== EXERCISE GOAL ==
Copy out each line in the material below that has the word "Сократ".

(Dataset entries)

%%

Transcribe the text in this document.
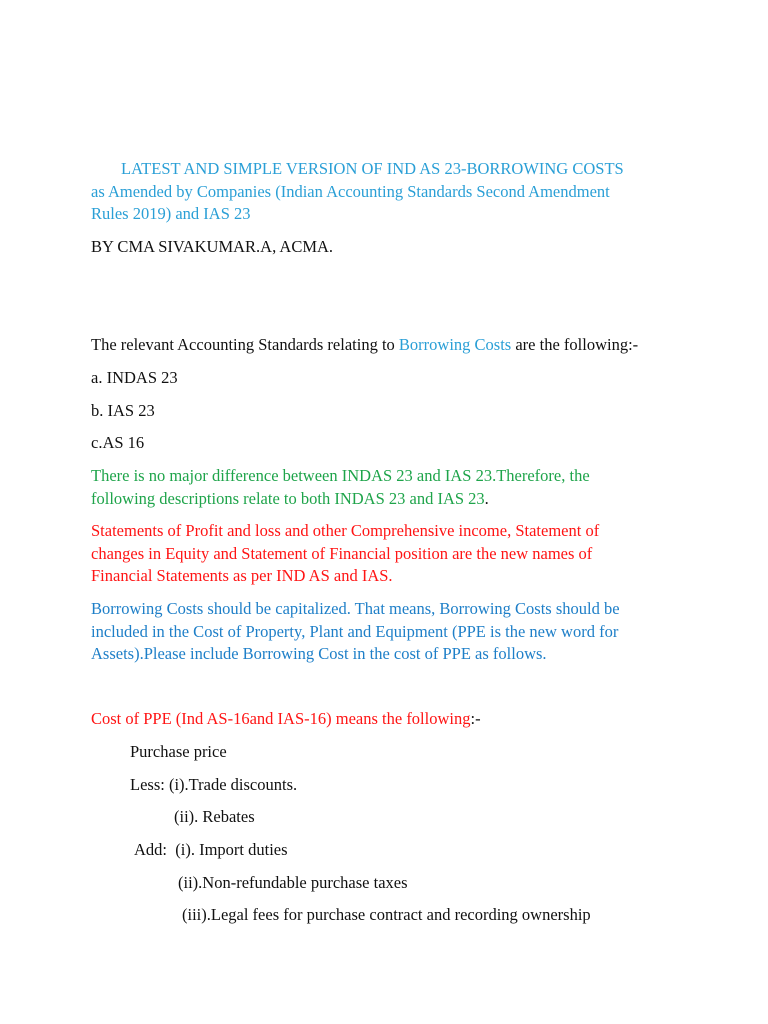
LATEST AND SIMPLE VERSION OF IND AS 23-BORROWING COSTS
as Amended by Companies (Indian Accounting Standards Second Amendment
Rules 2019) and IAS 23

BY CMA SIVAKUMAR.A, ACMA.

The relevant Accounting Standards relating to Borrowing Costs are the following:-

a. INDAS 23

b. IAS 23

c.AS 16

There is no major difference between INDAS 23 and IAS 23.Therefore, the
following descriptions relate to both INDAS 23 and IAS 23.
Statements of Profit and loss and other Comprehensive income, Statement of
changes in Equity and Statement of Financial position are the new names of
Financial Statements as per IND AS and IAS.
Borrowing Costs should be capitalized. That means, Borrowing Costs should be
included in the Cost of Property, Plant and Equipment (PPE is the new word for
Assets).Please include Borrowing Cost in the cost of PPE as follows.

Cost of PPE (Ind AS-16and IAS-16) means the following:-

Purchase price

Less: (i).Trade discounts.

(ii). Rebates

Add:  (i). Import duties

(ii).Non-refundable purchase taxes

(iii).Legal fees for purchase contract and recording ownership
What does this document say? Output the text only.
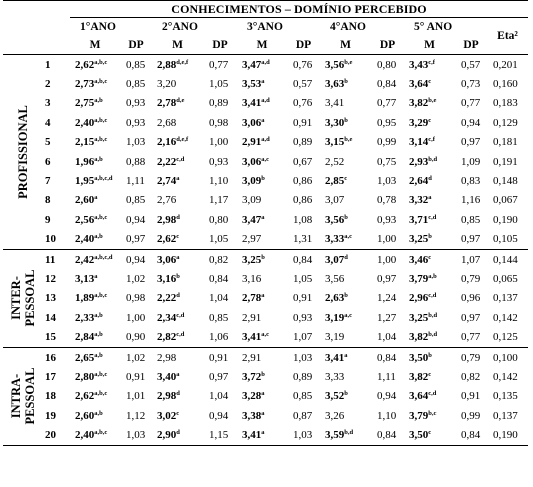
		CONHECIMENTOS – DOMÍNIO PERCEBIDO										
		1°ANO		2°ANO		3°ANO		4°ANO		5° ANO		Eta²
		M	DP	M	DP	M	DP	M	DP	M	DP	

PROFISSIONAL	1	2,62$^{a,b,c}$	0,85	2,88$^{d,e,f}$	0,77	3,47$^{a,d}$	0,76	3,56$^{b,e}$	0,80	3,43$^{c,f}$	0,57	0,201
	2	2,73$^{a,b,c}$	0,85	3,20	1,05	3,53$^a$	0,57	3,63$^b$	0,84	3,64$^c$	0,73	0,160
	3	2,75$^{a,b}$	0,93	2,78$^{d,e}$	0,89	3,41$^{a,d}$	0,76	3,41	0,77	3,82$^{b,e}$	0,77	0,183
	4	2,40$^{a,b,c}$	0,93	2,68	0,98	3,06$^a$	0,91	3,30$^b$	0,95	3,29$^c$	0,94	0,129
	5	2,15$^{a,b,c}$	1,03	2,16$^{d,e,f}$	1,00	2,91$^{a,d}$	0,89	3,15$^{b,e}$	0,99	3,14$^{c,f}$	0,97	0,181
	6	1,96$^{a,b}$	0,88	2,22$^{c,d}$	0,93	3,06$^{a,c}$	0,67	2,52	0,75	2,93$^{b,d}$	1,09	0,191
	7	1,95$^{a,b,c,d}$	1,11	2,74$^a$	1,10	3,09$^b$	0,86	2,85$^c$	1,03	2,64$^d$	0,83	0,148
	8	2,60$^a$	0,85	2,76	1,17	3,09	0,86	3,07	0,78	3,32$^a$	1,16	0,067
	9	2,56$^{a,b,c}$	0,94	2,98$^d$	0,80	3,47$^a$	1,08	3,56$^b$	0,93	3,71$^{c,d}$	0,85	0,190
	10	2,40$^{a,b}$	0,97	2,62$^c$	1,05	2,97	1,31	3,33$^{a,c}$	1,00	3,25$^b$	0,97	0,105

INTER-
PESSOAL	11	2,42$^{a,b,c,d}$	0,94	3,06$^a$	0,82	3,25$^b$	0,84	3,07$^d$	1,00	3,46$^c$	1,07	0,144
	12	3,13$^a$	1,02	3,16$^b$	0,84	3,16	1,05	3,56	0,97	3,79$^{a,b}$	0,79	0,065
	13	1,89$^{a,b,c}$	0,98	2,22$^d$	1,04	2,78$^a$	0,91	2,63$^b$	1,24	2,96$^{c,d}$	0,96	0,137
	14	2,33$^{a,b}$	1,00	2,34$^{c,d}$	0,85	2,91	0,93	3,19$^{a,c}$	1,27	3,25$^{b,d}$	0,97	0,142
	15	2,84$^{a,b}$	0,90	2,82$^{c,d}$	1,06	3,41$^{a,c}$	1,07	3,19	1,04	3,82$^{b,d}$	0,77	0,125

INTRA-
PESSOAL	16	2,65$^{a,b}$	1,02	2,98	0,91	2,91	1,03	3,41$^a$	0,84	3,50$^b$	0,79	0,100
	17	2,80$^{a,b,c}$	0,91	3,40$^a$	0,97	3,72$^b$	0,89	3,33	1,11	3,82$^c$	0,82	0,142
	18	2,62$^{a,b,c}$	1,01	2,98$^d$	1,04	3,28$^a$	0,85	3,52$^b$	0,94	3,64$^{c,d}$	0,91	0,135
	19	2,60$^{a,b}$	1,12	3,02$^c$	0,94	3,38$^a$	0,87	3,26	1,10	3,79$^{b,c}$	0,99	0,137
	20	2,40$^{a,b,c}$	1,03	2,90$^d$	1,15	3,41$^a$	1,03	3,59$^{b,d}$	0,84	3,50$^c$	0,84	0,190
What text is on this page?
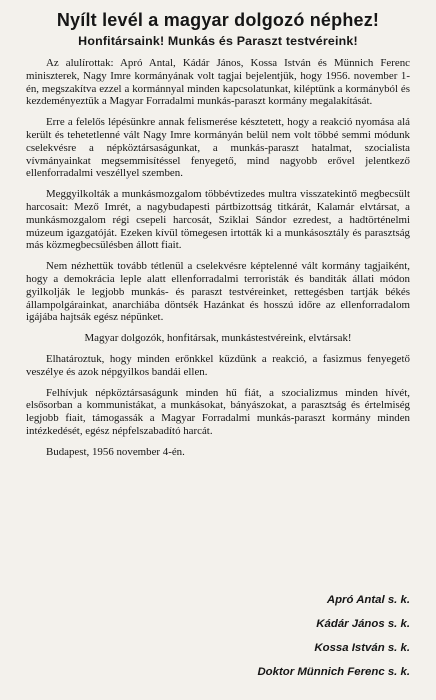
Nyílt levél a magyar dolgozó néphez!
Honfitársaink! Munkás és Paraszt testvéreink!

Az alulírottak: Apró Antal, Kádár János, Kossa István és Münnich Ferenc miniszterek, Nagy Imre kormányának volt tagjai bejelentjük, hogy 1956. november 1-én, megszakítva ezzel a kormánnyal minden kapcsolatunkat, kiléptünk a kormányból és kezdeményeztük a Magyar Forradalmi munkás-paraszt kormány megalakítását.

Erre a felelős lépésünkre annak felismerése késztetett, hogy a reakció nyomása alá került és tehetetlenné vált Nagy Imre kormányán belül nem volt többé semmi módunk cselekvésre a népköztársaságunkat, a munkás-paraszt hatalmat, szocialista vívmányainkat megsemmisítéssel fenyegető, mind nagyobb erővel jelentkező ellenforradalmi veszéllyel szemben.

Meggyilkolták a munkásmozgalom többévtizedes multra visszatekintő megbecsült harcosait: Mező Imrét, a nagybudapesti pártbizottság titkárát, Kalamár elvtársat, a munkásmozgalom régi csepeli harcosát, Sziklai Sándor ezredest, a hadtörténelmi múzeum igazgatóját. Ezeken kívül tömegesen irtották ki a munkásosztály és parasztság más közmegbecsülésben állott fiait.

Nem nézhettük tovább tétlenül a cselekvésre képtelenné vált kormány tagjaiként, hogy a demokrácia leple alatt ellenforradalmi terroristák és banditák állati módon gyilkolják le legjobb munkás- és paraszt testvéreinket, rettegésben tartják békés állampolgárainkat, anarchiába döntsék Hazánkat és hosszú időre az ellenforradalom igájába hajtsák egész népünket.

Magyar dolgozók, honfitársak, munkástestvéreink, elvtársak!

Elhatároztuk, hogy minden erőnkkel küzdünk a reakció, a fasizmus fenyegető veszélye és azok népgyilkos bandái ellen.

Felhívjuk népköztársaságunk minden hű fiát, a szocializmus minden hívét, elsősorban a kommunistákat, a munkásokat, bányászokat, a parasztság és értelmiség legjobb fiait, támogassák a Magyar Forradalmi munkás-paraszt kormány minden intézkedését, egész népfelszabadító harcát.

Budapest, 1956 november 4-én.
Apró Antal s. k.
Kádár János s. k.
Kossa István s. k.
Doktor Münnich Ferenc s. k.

%%
%%

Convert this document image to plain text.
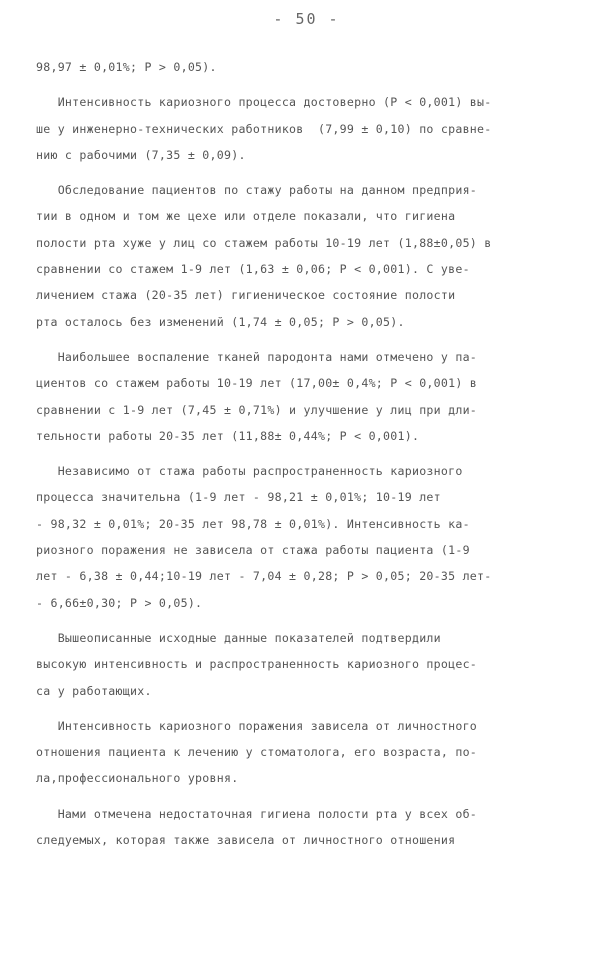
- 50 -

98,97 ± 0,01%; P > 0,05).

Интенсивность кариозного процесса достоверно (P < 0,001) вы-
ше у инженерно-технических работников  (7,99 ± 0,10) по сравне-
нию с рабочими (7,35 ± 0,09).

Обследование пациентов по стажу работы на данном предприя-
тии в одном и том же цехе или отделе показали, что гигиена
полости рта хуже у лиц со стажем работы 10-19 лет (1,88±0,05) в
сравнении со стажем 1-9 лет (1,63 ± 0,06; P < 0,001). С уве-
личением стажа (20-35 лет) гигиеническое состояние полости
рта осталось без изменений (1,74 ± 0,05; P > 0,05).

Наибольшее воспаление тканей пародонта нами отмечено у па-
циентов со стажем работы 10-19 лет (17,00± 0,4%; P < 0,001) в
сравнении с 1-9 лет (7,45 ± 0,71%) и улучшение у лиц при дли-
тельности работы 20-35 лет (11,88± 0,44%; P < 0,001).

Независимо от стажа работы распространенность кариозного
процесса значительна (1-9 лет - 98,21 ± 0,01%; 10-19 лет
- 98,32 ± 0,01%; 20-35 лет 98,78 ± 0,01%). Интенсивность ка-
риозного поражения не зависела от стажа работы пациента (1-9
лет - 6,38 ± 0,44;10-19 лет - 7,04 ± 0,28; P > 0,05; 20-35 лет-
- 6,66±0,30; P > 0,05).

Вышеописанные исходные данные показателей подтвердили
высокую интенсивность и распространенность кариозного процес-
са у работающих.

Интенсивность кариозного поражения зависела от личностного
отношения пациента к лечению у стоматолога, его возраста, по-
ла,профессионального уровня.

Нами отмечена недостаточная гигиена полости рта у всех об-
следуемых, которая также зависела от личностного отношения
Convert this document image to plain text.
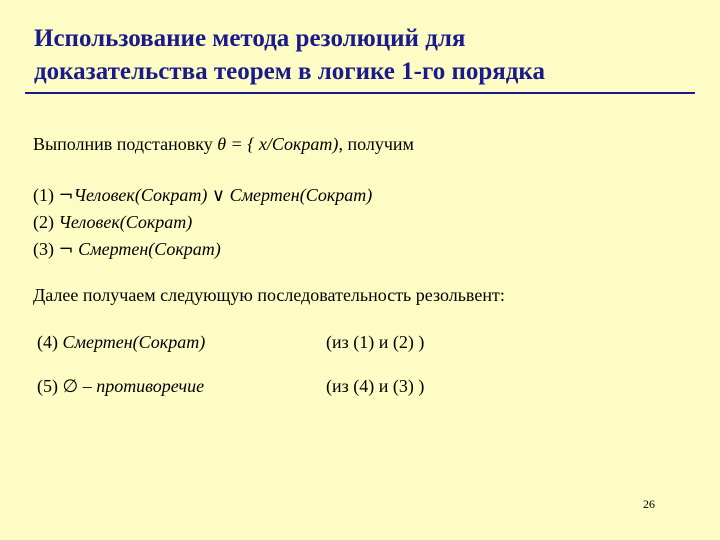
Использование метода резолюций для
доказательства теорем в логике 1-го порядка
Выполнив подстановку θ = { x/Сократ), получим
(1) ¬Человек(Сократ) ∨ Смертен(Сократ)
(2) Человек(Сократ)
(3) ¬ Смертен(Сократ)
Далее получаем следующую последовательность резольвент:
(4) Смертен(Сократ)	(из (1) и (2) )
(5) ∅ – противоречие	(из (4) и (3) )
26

%%
%%

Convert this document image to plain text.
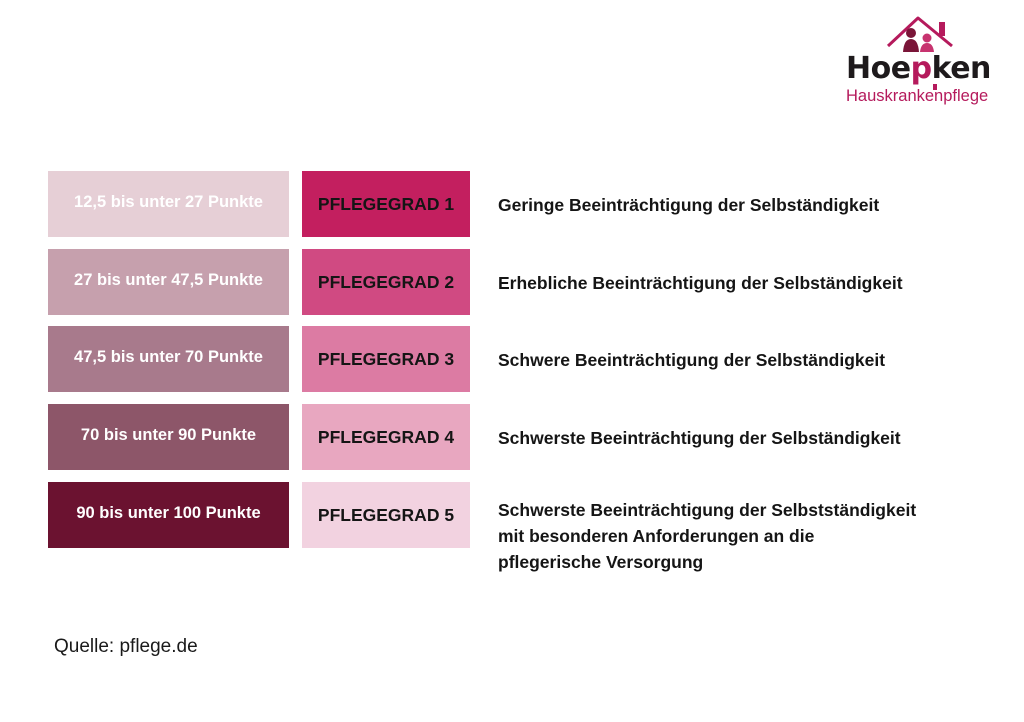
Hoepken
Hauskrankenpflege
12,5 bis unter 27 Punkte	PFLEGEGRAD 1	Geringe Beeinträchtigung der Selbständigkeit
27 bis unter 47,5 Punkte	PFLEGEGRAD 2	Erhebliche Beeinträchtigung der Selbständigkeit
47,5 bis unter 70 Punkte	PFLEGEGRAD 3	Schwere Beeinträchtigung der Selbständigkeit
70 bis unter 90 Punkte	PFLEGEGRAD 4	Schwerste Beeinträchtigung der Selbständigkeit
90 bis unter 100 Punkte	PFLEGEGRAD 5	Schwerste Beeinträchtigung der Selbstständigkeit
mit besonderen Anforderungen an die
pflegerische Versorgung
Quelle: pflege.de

%%

== OUTPUT FOR THIS EXERCISE ==
Выполнив подстановку θ = { x/Сократ), получим
(1) ¬Человек(Сократ) ∨ Смертен(Сократ)
(2) Человек(Сократ)
(3) ¬ Смертен(Сократ)
(4) Смертен(Сократ)	(из (1) и (2) )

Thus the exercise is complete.